__WORK INSTRUCTIONS__: Below are the records. List every line holding the word "Мойка".

__MATERIALS PROVIDED__:

╔══

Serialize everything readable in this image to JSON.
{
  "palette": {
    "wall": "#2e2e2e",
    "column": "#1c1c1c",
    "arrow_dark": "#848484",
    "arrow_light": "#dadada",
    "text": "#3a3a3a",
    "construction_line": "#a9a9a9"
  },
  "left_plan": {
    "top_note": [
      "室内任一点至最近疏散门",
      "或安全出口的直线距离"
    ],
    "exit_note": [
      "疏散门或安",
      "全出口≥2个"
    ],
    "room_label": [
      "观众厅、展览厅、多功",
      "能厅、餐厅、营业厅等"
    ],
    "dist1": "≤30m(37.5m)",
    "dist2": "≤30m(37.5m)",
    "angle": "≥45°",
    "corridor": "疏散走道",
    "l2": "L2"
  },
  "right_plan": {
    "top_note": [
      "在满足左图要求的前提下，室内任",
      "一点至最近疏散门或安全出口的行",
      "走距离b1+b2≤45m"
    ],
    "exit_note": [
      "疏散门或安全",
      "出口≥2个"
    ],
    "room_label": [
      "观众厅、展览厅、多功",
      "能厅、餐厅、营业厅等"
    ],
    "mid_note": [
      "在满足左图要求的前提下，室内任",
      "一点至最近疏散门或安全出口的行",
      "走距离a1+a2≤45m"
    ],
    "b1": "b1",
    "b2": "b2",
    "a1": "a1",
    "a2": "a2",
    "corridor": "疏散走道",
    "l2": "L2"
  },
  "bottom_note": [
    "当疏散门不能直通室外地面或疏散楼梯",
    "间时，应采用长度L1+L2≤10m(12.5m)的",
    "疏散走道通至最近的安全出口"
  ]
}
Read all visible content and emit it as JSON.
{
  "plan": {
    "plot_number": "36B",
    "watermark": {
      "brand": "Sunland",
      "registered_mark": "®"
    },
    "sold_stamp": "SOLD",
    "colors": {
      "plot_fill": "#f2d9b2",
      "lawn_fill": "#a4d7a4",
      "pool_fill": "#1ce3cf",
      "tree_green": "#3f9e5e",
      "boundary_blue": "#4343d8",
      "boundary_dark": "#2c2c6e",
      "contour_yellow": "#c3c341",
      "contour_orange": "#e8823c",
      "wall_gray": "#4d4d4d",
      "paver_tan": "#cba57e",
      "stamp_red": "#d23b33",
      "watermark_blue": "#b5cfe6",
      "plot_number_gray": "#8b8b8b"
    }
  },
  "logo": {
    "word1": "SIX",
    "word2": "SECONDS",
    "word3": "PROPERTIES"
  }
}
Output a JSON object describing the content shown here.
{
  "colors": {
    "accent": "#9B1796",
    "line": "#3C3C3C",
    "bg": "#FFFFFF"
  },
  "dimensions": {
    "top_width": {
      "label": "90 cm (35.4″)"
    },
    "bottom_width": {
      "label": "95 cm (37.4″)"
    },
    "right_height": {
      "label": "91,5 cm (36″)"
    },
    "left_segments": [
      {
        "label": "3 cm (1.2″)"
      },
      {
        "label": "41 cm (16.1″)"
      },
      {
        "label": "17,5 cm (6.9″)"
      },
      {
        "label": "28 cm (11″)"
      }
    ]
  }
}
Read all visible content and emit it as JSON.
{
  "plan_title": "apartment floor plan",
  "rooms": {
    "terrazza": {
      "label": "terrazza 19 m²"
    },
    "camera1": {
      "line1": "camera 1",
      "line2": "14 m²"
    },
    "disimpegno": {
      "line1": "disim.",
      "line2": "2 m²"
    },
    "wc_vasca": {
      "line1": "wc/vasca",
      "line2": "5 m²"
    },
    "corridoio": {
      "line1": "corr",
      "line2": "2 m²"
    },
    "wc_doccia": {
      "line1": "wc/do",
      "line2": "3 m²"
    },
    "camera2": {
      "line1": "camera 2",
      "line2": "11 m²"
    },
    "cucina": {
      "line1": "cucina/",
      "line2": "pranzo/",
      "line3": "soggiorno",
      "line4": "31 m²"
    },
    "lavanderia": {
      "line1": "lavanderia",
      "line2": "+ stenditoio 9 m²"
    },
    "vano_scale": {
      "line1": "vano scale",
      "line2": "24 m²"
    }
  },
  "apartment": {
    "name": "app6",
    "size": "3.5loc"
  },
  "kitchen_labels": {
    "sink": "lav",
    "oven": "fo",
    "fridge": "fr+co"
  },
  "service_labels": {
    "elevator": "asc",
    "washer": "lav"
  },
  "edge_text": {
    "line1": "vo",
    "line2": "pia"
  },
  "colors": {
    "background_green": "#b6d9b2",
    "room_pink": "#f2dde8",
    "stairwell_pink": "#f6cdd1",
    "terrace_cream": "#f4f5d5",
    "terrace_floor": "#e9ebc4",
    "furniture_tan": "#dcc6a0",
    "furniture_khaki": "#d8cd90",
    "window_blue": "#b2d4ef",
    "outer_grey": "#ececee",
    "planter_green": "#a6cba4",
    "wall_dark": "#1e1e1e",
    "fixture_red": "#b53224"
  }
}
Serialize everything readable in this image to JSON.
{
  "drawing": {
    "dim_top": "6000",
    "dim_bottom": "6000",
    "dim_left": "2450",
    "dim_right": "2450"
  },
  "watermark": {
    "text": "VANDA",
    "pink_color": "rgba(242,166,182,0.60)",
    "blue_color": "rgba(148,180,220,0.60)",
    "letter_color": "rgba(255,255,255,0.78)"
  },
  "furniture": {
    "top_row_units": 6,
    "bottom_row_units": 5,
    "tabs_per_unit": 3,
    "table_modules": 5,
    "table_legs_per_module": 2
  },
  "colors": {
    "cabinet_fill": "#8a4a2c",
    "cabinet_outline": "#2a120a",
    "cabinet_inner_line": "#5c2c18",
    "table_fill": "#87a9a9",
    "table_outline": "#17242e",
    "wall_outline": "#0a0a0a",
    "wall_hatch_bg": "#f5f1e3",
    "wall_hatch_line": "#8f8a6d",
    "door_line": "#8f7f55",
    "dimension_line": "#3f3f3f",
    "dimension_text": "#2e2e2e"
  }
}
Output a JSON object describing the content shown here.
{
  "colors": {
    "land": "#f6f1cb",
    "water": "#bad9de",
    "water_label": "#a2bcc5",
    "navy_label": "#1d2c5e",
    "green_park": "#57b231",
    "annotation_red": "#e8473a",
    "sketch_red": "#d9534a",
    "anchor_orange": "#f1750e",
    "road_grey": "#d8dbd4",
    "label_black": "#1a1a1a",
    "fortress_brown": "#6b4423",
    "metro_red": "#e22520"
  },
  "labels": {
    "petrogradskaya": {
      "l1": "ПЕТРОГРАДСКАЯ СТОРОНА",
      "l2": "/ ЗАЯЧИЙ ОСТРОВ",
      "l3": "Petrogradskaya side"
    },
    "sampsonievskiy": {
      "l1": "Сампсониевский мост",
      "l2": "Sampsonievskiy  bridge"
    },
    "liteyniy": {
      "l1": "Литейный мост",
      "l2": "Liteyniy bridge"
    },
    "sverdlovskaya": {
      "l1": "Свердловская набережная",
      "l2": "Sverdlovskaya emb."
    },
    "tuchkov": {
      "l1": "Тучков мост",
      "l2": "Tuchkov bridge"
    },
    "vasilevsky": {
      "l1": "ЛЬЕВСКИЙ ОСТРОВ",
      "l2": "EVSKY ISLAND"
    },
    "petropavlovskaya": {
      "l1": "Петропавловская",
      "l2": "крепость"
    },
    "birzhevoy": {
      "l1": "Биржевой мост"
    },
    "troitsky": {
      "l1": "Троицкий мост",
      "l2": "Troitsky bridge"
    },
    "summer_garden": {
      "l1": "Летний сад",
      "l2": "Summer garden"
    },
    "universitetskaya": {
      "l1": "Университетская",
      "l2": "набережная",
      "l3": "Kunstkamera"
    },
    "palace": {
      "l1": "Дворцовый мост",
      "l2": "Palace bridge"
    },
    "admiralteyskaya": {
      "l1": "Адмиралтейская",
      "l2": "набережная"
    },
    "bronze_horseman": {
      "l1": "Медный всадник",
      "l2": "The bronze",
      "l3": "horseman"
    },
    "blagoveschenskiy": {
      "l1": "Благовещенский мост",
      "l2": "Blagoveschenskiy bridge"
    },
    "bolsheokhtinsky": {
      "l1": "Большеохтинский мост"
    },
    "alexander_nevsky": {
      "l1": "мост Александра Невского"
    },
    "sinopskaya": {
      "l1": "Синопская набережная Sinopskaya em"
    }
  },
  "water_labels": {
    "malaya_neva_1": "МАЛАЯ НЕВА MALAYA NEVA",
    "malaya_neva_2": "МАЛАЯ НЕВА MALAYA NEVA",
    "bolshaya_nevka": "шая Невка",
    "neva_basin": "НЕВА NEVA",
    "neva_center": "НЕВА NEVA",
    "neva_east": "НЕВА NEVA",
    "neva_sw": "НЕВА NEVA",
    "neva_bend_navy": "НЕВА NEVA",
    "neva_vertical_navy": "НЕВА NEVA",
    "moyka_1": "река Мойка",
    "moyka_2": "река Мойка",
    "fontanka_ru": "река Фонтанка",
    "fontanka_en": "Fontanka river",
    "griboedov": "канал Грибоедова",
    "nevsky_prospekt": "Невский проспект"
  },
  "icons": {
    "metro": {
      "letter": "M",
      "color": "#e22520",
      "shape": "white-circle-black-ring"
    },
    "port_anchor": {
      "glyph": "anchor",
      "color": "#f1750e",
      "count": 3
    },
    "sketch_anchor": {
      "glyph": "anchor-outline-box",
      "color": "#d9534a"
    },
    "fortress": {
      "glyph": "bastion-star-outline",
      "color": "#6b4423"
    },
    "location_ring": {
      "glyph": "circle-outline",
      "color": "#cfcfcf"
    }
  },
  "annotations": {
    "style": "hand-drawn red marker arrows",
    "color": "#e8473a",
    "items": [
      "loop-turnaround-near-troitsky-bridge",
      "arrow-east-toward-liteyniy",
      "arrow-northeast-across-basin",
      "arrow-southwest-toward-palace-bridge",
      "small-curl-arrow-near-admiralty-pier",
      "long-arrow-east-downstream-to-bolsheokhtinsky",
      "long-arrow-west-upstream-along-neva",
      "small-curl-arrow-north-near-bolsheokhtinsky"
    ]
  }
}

╚══

__WORKED SOLUTION__:
    "moyka_1": "река Мойка",
    "moyka_2": "река Мойка",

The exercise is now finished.